GIVEN TASK — Copy out everything from the start of the records down to the line containing "histogram-bar [115, 492, 139, 518]", including both ends.

A block of data

** Start **

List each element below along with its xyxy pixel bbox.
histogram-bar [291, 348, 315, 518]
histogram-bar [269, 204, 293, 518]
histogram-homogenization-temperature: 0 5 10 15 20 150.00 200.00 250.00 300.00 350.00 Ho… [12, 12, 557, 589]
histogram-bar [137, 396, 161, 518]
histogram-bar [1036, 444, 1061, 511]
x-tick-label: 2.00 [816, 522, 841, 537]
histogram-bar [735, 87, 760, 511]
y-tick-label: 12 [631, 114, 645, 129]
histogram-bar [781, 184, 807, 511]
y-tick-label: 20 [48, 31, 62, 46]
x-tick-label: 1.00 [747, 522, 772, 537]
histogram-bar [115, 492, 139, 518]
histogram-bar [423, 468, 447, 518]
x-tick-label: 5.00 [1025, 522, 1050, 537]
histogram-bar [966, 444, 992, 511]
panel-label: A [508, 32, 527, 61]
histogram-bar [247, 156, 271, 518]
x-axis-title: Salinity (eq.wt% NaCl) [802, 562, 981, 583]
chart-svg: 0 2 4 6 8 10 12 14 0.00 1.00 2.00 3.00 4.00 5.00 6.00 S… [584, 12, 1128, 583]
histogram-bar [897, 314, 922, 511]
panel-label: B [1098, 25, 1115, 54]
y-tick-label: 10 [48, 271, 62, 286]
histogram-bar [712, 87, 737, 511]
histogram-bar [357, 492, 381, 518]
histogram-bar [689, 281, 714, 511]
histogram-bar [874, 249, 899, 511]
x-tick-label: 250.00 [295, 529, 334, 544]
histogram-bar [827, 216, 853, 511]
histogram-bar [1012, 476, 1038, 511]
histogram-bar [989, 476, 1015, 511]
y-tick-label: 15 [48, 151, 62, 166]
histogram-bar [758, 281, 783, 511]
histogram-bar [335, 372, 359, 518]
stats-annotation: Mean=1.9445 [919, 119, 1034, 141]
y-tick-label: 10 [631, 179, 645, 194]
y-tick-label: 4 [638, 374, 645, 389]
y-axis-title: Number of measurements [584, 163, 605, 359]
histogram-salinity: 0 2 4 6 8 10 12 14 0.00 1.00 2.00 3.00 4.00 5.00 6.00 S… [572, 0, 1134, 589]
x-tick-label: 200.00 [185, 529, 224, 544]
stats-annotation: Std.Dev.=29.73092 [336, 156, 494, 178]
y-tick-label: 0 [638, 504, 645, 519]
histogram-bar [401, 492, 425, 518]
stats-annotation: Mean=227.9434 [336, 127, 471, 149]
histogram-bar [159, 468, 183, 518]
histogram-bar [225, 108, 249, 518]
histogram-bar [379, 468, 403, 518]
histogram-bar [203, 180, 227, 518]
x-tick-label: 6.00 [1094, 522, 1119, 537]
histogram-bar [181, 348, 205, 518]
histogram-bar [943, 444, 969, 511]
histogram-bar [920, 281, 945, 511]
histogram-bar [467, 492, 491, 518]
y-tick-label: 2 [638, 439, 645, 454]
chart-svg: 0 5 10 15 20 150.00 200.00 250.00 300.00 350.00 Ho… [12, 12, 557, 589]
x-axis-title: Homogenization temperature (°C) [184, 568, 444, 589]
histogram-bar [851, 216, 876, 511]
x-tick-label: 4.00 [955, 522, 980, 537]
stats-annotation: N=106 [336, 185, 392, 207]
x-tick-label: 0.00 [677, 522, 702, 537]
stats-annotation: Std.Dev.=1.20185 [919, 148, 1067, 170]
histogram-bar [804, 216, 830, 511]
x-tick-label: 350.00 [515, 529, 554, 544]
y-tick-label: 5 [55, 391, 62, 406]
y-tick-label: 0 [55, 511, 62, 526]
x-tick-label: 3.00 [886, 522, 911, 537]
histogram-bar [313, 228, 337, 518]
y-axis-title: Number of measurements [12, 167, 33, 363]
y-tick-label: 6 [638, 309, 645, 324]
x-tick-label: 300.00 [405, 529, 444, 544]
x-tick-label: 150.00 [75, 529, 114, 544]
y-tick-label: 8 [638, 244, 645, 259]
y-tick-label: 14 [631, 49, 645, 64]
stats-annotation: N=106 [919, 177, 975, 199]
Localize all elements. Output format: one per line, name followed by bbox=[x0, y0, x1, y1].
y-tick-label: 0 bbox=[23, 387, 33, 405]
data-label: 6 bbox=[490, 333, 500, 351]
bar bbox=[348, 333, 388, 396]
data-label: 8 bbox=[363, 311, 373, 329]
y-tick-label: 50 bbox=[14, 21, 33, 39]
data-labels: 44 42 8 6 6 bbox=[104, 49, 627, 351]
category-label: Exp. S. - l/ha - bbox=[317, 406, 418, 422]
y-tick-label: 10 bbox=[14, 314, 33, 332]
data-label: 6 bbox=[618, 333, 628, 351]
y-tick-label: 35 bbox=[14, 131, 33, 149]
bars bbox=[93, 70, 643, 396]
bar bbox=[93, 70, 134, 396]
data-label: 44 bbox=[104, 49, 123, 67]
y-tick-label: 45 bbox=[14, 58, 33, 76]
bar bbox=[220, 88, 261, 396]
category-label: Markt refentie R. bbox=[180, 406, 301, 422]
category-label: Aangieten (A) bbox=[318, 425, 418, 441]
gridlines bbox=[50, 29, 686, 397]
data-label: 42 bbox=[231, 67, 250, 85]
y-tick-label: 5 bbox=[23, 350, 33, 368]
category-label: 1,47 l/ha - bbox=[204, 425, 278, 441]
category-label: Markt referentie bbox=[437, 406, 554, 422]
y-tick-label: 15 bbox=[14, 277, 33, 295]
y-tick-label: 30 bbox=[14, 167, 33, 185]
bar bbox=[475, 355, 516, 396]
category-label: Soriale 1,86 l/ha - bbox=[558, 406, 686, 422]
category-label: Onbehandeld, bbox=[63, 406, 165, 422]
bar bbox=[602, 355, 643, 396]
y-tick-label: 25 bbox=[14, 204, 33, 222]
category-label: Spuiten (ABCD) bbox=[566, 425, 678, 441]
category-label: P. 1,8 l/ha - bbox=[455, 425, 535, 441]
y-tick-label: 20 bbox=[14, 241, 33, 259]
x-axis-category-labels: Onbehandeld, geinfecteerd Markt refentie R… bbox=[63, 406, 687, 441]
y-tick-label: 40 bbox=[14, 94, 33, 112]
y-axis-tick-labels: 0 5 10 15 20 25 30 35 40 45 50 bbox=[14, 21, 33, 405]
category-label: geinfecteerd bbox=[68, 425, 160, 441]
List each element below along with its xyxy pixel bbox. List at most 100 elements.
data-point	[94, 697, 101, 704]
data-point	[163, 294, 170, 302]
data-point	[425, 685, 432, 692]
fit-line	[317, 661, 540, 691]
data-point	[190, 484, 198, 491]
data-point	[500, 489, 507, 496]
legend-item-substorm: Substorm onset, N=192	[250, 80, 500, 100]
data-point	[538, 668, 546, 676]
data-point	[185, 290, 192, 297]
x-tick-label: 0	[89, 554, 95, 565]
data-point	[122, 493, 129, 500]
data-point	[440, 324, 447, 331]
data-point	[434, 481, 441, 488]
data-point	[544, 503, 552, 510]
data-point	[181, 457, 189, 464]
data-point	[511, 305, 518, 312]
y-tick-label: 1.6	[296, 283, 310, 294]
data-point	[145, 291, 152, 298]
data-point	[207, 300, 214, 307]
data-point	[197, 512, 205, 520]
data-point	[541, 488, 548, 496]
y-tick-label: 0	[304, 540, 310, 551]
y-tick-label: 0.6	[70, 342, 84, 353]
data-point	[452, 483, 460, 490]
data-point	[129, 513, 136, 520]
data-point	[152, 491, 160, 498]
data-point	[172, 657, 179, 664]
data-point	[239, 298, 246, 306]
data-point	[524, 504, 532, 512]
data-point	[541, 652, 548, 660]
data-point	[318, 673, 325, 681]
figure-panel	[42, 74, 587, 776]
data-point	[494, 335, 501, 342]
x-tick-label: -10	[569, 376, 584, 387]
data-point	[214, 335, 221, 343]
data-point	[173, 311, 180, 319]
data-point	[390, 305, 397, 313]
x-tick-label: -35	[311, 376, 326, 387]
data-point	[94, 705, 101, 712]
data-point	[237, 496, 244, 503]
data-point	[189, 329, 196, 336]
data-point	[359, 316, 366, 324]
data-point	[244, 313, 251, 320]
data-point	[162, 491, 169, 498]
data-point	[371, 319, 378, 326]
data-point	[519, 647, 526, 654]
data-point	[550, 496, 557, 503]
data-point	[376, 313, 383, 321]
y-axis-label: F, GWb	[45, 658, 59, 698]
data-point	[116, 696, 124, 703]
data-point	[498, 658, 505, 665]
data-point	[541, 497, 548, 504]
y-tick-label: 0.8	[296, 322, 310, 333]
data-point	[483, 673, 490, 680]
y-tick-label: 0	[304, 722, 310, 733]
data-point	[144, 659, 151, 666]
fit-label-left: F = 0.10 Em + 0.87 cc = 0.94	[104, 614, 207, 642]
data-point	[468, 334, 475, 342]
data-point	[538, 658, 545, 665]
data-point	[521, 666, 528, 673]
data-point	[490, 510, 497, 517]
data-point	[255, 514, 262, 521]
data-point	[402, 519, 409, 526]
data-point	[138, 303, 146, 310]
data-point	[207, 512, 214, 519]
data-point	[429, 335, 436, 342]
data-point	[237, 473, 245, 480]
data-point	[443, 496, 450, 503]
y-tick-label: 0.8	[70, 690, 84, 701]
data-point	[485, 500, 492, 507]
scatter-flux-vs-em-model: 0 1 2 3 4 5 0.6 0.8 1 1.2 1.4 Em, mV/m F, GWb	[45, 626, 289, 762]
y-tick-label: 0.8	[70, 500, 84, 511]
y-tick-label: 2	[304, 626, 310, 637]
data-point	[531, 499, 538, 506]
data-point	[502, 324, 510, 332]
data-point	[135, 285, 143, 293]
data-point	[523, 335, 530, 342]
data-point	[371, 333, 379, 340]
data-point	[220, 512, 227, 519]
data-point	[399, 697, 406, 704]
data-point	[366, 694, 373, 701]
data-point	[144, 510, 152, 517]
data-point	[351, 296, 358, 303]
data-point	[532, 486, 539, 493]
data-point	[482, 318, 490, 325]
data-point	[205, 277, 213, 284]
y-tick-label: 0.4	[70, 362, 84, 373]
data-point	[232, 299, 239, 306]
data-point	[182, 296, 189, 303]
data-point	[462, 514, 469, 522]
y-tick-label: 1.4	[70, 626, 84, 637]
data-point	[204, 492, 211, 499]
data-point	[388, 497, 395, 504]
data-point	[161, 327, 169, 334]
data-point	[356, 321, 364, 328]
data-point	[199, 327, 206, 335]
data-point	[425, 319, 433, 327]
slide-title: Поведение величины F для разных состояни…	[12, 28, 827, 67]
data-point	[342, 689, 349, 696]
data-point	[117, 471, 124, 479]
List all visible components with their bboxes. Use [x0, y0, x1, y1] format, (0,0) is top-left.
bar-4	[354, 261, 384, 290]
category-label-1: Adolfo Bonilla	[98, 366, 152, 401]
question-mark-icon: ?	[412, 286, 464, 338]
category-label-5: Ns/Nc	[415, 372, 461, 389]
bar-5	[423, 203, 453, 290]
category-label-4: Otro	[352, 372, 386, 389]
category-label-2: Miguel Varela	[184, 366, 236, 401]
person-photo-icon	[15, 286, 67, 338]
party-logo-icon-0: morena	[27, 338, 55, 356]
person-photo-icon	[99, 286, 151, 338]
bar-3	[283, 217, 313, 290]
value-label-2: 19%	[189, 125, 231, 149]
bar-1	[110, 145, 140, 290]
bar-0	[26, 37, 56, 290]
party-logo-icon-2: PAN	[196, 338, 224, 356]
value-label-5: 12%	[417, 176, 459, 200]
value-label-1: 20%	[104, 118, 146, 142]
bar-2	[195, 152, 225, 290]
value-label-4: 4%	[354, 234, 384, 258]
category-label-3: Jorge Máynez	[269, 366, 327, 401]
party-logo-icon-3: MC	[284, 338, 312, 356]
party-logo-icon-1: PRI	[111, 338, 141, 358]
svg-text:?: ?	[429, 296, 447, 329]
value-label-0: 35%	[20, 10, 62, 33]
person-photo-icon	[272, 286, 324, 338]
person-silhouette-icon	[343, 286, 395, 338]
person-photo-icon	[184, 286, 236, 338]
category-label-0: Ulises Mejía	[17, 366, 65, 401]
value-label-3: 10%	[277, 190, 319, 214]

** End **

RESPONSE TO THIS EXERCISE —
List each element below along with its xyxy pixel bbox.
histogram-bar [291, 348, 315, 518]
histogram-bar [269, 204, 293, 518]
histogram-homogenization-temperature: 0 5 10 15 20 150.00 200.00 250.00 300.00 350.00 Ho… [12, 12, 557, 589]
histogram-bar [137, 396, 161, 518]
histogram-bar [1036, 444, 1061, 511]
x-tick-label: 2.00 [816, 522, 841, 537]
histogram-bar [735, 87, 760, 511]
y-tick-label: 12 [631, 114, 645, 129]
histogram-bar [781, 184, 807, 511]
y-tick-label: 20 [48, 31, 62, 46]
x-tick-label: 1.00 [747, 522, 772, 537]
histogram-bar [115, 492, 139, 518]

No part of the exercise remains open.